== ENTRIES PROVIDED ==
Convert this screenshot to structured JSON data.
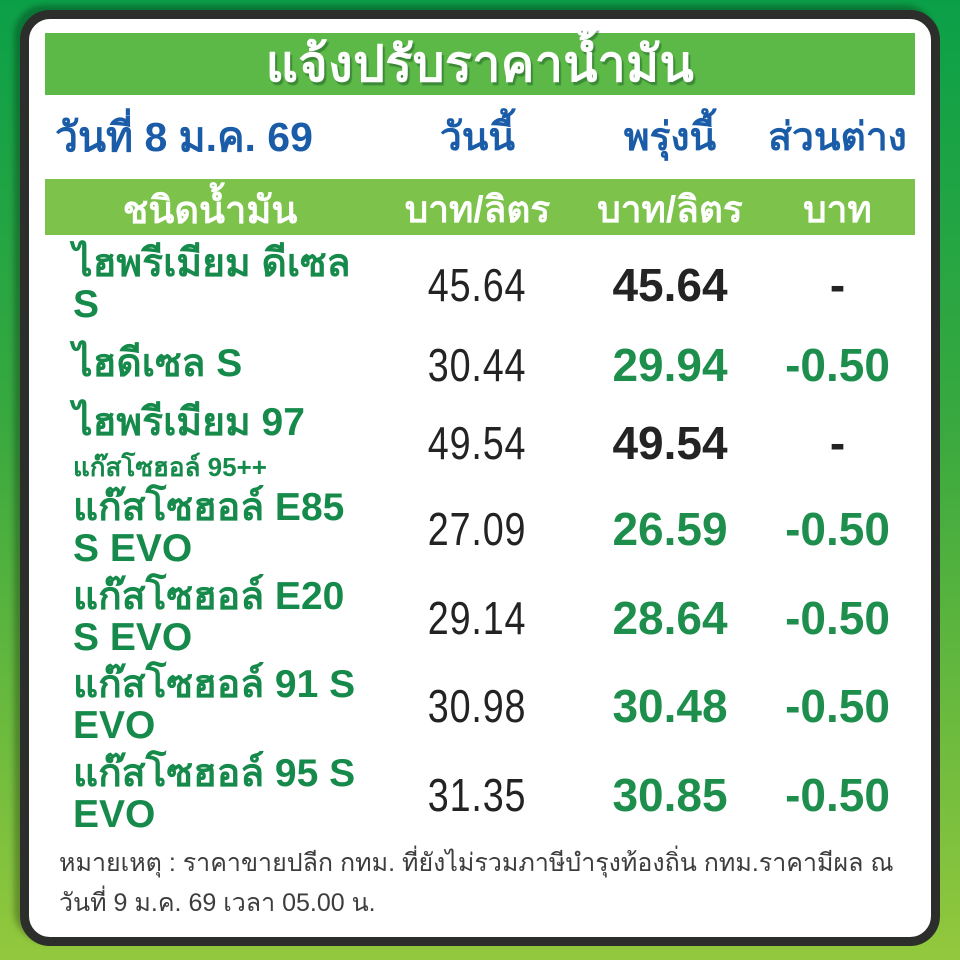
{
  "title": "แจ้งปรับราคาน้ำมัน",
  "date_row": {
    "date": "วันที่ 8 ม.ค. 69",
    "today_label": "วันนี้",
    "tomorrow_label": "พรุ่งนี้",
    "diff_label": "ส่วนต่าง"
  },
  "table_header": {
    "fuel_type": "ชนิดน้ำมัน",
    "today_unit": "บาท/ลิตร",
    "tomorrow_unit": "บาท/ลิตร",
    "diff_unit": "บาท"
  },
  "rows": [
    {
      "name": "ไฮพรีเมียม ดีเซล S",
      "today": "45.64",
      "tomorrow": "45.64",
      "diff": "-",
      "changed": false
    },
    {
      "name": "ไฮดีเซล S",
      "today": "30.44",
      "tomorrow": "29.94",
      "diff": "-0.50",
      "changed": true
    },
    {
      "name": "ไฮพรีเมียม 97",
      "subtitle": "แก๊สโซฮอล์ 95++",
      "today": "49.54",
      "tomorrow": "49.54",
      "diff": "-",
      "changed": false
    },
    {
      "name": "แก๊สโซฮอล์ E85 S EVO",
      "today": "27.09",
      "tomorrow": "26.59",
      "diff": "-0.50",
      "changed": true
    },
    {
      "name": "แก๊สโซฮอล์ E20 S EVO",
      "today": "29.14",
      "tomorrow": "28.64",
      "diff": "-0.50",
      "changed": true
    },
    {
      "name": "แก๊สโซฮอล์ 91 S EVO",
      "today": "30.98",
      "tomorrow": "30.48",
      "diff": "-0.50",
      "changed": true
    },
    {
      "name": "แก๊สโซฮอล์ 95 S EVO",
      "today": "31.35",
      "tomorrow": "30.85",
      "diff": "-0.50",
      "changed": true
    }
  ],
  "footnote": "หมายเหตุ :  ราคาขายปลีก กทม. ที่ยังไม่รวมภาษีบำรุงท้องถิ่น  กทม.ราคามีผล ณ วันที่ 9 ม.ค. 69 เวลา 05.00 น.",
  "colors": {
    "bg_top": "#0ba048",
    "bg_mid": "#3aa93f",
    "bg_bottom": "#93c83d",
    "border_dark": "#2c2e2b",
    "banner_green": "#5cb947",
    "header_green": "#7cc24b",
    "fuel_green": "#168a4b",
    "changed_green": "#1e8e4d",
    "blue": "#1a5ca8",
    "ink": "#232323",
    "note_ink": "#3d3d3d"
  }
}
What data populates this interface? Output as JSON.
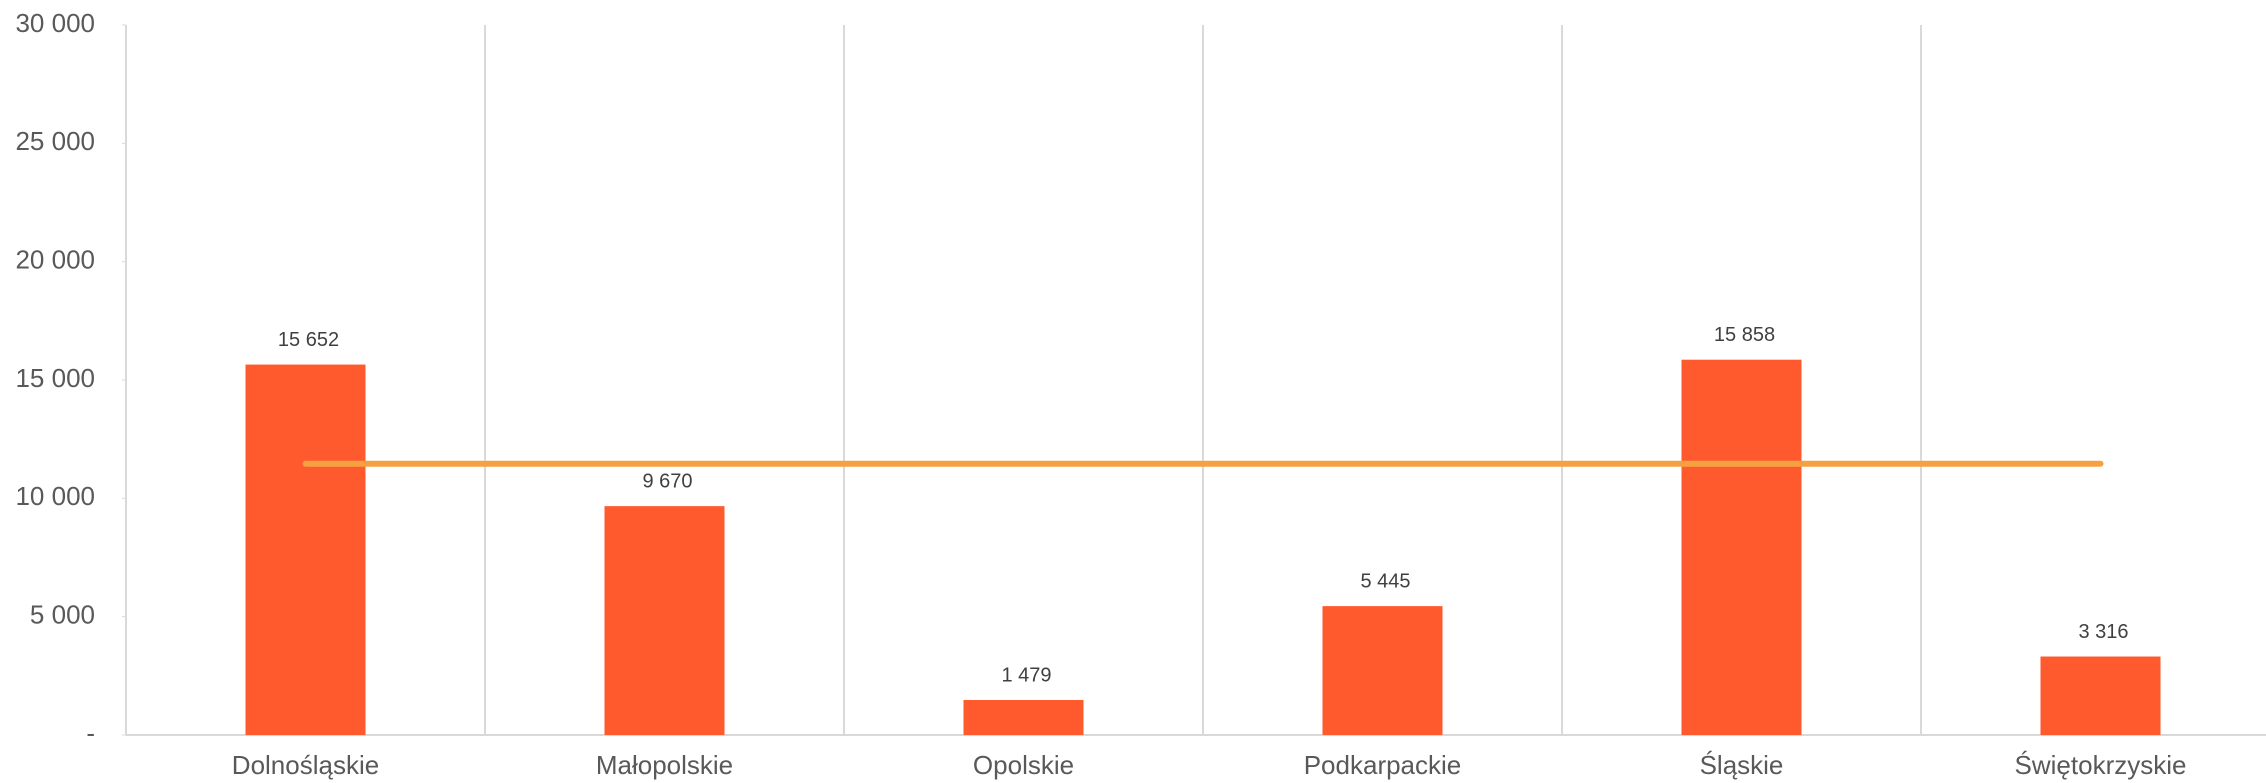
{
  "chart_data": {
    "type": "bar",
    "categories": [
      "Dolnośląskie",
      "Małopolskie",
      "Opolskie",
      "Podkarpackie",
      "Śląskie",
      "Świętokrzyskie"
    ],
    "series": [
      {
        "type": "bar",
        "color": "#ff5a2d",
        "values": [
          15652,
          9670,
          1479,
          5445,
          15858,
          3316
        ],
        "value_labels": [
          "15 652",
          "9 670",
          "1 479",
          "5 445",
          "15 858",
          "3 316"
        ]
      },
      {
        "type": "line",
        "color": "#f5a142",
        "values": [
          11460,
          11460,
          11460,
          11460,
          11460,
          11460
        ]
      }
    ],
    "ylim": [
      0,
      30000
    ],
    "yticks": [
      {
        "value": 0,
        "label": "-"
      },
      {
        "value": 5000,
        "label": "5 000"
      },
      {
        "value": 10000,
        "label": "10 000"
      },
      {
        "value": 15000,
        "label": "15 000"
      },
      {
        "value": 20000,
        "label": "20 000"
      },
      {
        "value": 25000,
        "label": "25 000"
      },
      {
        "value": 30000,
        "label": "30 000"
      }
    ],
    "grid": false
  }
}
===
▶ _TASK REQUIREMENTS_:
Return the records exactly. Don't carry the pictures over.

▶ _TASK SOLUTION_:
Convert this screenshot to structured JSON data.
{
  "title": "แจ้งปรับราคาน้ำมัน",
  "date_row": {
    "date": "วันที่ 8 ม.ค. 69",
    "today_label": "วันนี้",
    "tomorrow_label": "พรุ่งนี้",
    "diff_label": "ส่วนต่าง"
  },
  "table_header": {
    "fuel_type": "ชนิดน้ำมัน",
    "today_unit": "บาท/ลิตร",
    "tomorrow_unit": "บาท/ลิตร",
    "diff_unit": "บาท"
  },
  "rows": [
    {
      "name": "ไฮพรีเมียม ดีเซล S",
      "today": "45.64",
      "tomorrow": "45.64",
      "diff": "-",
      "changed": false
    },
    {
      "name": "ไฮดีเซล S",
      "today": "30.44",
      "tomorrow": "29.94",
      "diff": "-0.50",
      "changed": true
    },
    {
      "name": "ไฮพรีเมียม 97",
      "subtitle": "แก๊สโซฮอล์ 95++",
      "today": "49.54",
      "tomorrow": "49.54",
      "diff": "-",
      "changed": false
    },
    {
      "name": "แก๊สโซฮอล์ E85 S EVO",
      "today": "27.09",
      "tomorrow": "26.59",
      "diff": "-0.50",
      "changed": true
    },
    {
      "name": "แก๊สโซฮอล์ E20 S EVO",
      "today": "29.14",
      "tomorrow": "28.64",
      "diff": "-0.50",
      "changed": true
    },
    {
      "name": "แก๊สโซฮอล์ 91 S EVO",
      "today": "30.98",
      "tomorrow": "30.48",
      "diff": "-0.50",
      "changed": true
    },
    {
      "name": "แก๊สโซฮอล์ 95 S EVO",
      "today": "31.35",
      "tomorrow": "30.85",
      "diff": "-0.50",
      "changed": true
    }
  ],
  "footnote": "หมายเหตุ :  ราคาขายปลีก กทม. ที่ยังไม่รวมภาษีบำรุงท้องถิ่น  กทม.ราคามีผล ณ วันที่ 9 ม.ค. 69 เวลา 05.00 น.",
  "colors": {
    "bg_top": "#0ba048",
    "bg_mid": "#3aa93f",
    "bg_bottom": "#93c83d",
    "border_dark": "#2c2e2b",
    "banner_green": "#5cb947",
    "header_green": "#7cc24b",
    "fuel_green": "#168a4b",
    "changed_green": "#1e8e4d",
    "blue": "#1a5ca8",
    "ink": "#232323",
    "note_ink": "#3d3d3d"
  }
}
What data populates this interface? Output as JSON.
{
  "chart_data": {
    "type": "bar",
    "categories": [
      "Dolnośląskie",
      "Małopolskie",
      "Opolskie",
      "Podkarpackie",
      "Śląskie",
      "Świętokrzyskie"
    ],
    "series": [
      {
        "type": "bar",
        "color": "#ff5a2d",
        "values": [
          15652,
          9670,
          1479,
          5445,
          15858,
          3316
        ],
        "value_labels": [
          "15 652",
          "9 670",
          "1 479",
          "5 445",
          "15 858",
          "3 316"
        ]
      },
      {
        "type": "line",
        "color": "#f5a142",
        "values": [
          11460,
          11460,
          11460,
          11460,
          11460,
          11460
        ]
      }
    ],
    "ylim": [
      0,
      30000
    ],
    "yticks": [
      {
        "value": 0,
        "label": "-"
      },
      {
        "value": 5000,
        "label": "5 000"
      },
      {
        "value": 10000,
        "label": "10 000"
      },
      {
        "value": 15000,
        "label": "15 000"
      },
      {
        "value": 20000,
        "label": "20 000"
      },
      {
        "value": 25000,
        "label": "25 000"
      },
      {
        "value": 30000,
        "label": "30 000"
      }
    ],
    "grid": false
  }
}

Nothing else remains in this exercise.